------ Information given
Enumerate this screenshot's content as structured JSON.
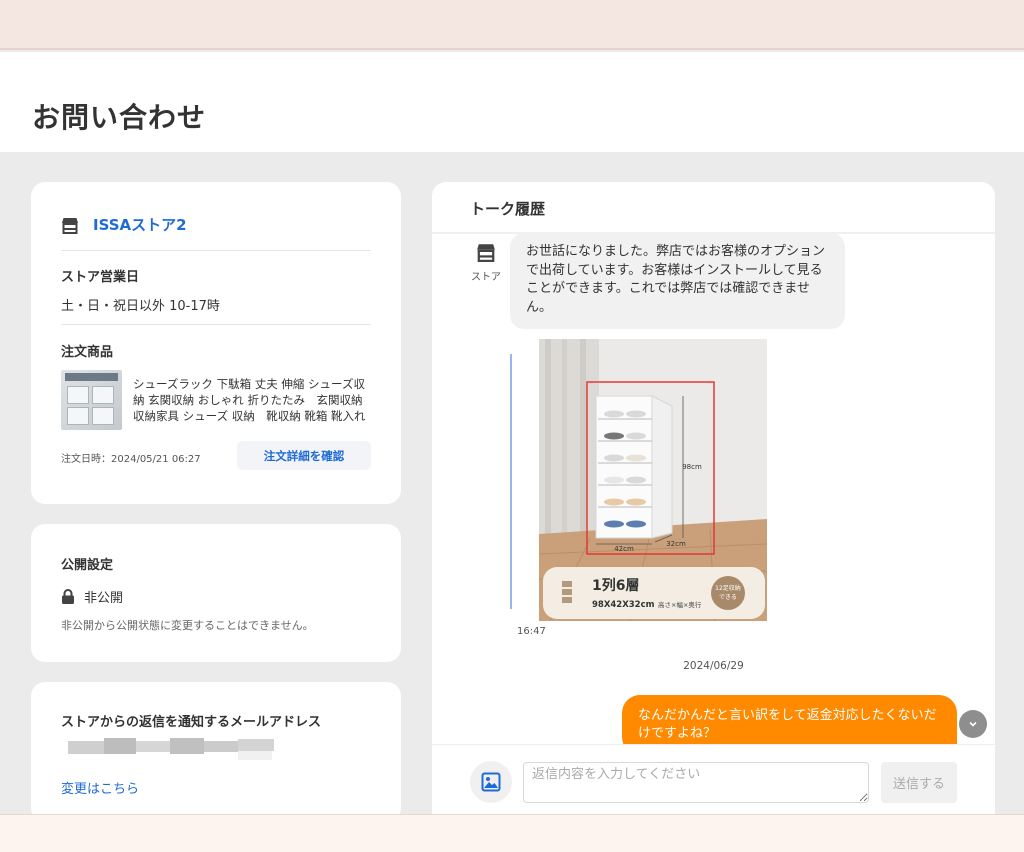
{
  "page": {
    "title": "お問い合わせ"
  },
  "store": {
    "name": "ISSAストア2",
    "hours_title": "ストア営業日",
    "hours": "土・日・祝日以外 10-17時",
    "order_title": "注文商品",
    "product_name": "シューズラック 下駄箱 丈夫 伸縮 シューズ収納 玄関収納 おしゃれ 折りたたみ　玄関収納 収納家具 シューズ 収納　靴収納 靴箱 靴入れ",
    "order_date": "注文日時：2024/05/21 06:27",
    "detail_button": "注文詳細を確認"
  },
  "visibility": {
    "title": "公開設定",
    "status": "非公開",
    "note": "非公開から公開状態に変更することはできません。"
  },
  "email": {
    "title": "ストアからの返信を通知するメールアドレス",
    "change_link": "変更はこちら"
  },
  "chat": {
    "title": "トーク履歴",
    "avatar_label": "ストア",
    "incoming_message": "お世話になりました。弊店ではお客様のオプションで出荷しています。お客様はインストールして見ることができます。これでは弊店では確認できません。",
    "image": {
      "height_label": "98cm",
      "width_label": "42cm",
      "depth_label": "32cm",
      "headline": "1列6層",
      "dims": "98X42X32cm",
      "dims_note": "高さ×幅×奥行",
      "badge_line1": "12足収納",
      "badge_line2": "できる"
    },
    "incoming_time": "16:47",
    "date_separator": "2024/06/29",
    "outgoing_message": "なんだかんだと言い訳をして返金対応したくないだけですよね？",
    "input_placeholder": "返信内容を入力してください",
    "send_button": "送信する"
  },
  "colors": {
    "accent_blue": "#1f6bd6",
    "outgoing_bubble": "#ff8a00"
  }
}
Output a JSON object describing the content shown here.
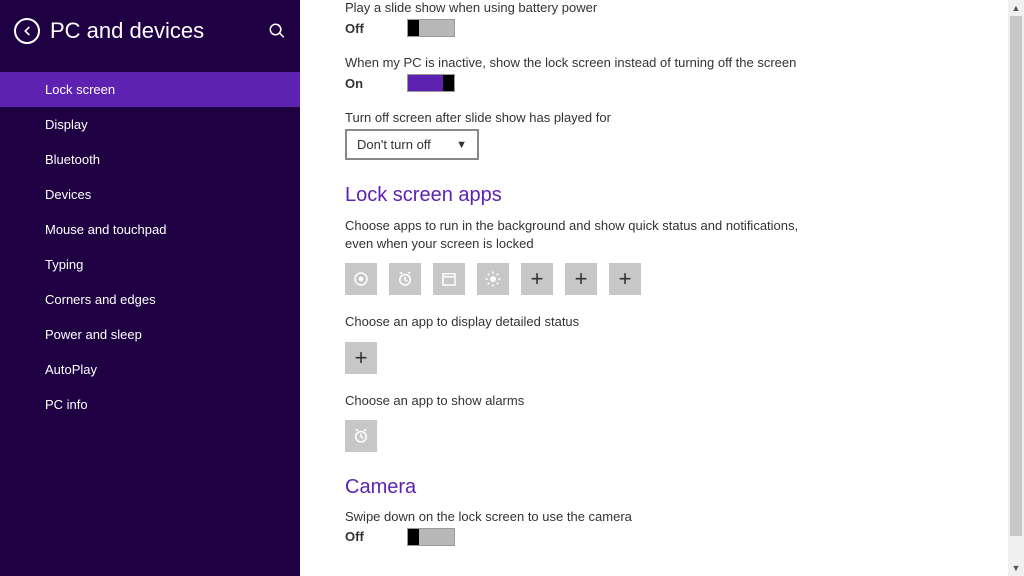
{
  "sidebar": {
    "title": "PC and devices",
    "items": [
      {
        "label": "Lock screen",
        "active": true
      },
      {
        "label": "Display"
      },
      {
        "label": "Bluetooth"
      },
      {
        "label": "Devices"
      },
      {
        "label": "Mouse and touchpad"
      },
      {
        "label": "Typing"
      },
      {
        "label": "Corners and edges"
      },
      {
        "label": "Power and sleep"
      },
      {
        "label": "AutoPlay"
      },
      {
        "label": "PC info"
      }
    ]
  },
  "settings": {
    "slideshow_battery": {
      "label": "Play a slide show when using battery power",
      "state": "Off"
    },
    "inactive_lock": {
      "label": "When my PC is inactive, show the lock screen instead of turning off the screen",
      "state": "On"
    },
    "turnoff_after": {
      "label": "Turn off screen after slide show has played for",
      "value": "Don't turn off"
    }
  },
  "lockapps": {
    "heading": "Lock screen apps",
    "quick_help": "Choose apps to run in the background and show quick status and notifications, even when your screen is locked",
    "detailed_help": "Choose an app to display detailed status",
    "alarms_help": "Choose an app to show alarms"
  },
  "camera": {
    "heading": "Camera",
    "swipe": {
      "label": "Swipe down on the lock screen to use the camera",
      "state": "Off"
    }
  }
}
------------
Requirement ::
Exactly reproduce each record, leaving out any pictures.

Solution to the exercise ::
Enumerate this screenshot's content as structured JSON.
{
  "page": {
    "title": "お問い合わせ"
  },
  "store": {
    "name": "ISSAストア2",
    "hours_title": "ストア営業日",
    "hours": "土・日・祝日以外 10-17時",
    "order_title": "注文商品",
    "product_name": "シューズラック 下駄箱 丈夫 伸縮 シューズ収納 玄関収納 おしゃれ 折りたたみ　玄関収納 収納家具 シューズ 収納　靴収納 靴箱 靴入れ",
    "order_date": "注文日時：2024/05/21 06:27",
    "detail_button": "注文詳細を確認"
  },
  "visibility": {
    "title": "公開設定",
    "status": "非公開",
    "note": "非公開から公開状態に変更することはできません。"
  },
  "email": {
    "title": "ストアからの返信を通知するメールアドレス",
    "change_link": "変更はこちら"
  },
  "chat": {
    "title": "トーク履歴",
    "avatar_label": "ストア",
    "incoming_message": "お世話になりました。弊店ではお客様のオプションで出荷しています。お客様はインストールして見ることができます。これでは弊店では確認できません。",
    "image": {
      "height_label": "98cm",
      "width_label": "42cm",
      "depth_label": "32cm",
      "headline": "1列6層",
      "dims": "98X42X32cm",
      "dims_note": "高さ×幅×奥行",
      "badge_line1": "12足収納",
      "badge_line2": "できる"
    },
    "incoming_time": "16:47",
    "date_separator": "2024/06/29",
    "outgoing_message": "なんだかんだと言い訳をして返金対応したくないだけですよね？",
    "input_placeholder": "返信内容を入力してください",
    "send_button": "送信する"
  },
  "colors": {
    "accent_blue": "#1f6bd6",
    "outgoing_bubble": "#ff8a00"
  }
}
Output a JSON object describing the content shown here.
{
  "sidebar": {
    "title": "PC and devices",
    "items": [
      {
        "label": "Lock screen",
        "active": true
      },
      {
        "label": "Display"
      },
      {
        "label": "Bluetooth"
      },
      {
        "label": "Devices"
      },
      {
        "label": "Mouse and touchpad"
      },
      {
        "label": "Typing"
      },
      {
        "label": "Corners and edges"
      },
      {
        "label": "Power and sleep"
      },
      {
        "label": "AutoPlay"
      },
      {
        "label": "PC info"
      }
    ]
  },
  "settings": {
    "slideshow_battery": {
      "label": "Play a slide show when using battery power",
      "state": "Off"
    },
    "inactive_lock": {
      "label": "When my PC is inactive, show the lock screen instead of turning off the screen",
      "state": "On"
    },
    "turnoff_after": {
      "label": "Turn off screen after slide show has played for",
      "value": "Don't turn off"
    }
  },
  "lockapps": {
    "heading": "Lock screen apps",
    "quick_help": "Choose apps to run in the background and show quick status and notifications, even when your screen is locked",
    "detailed_help": "Choose an app to display detailed status",
    "alarms_help": "Choose an app to show alarms"
  },
  "camera": {
    "heading": "Camera",
    "swipe": {
      "label": "Swipe down on the lock screen to use the camera",
      "state": "Off"
    }
  }
}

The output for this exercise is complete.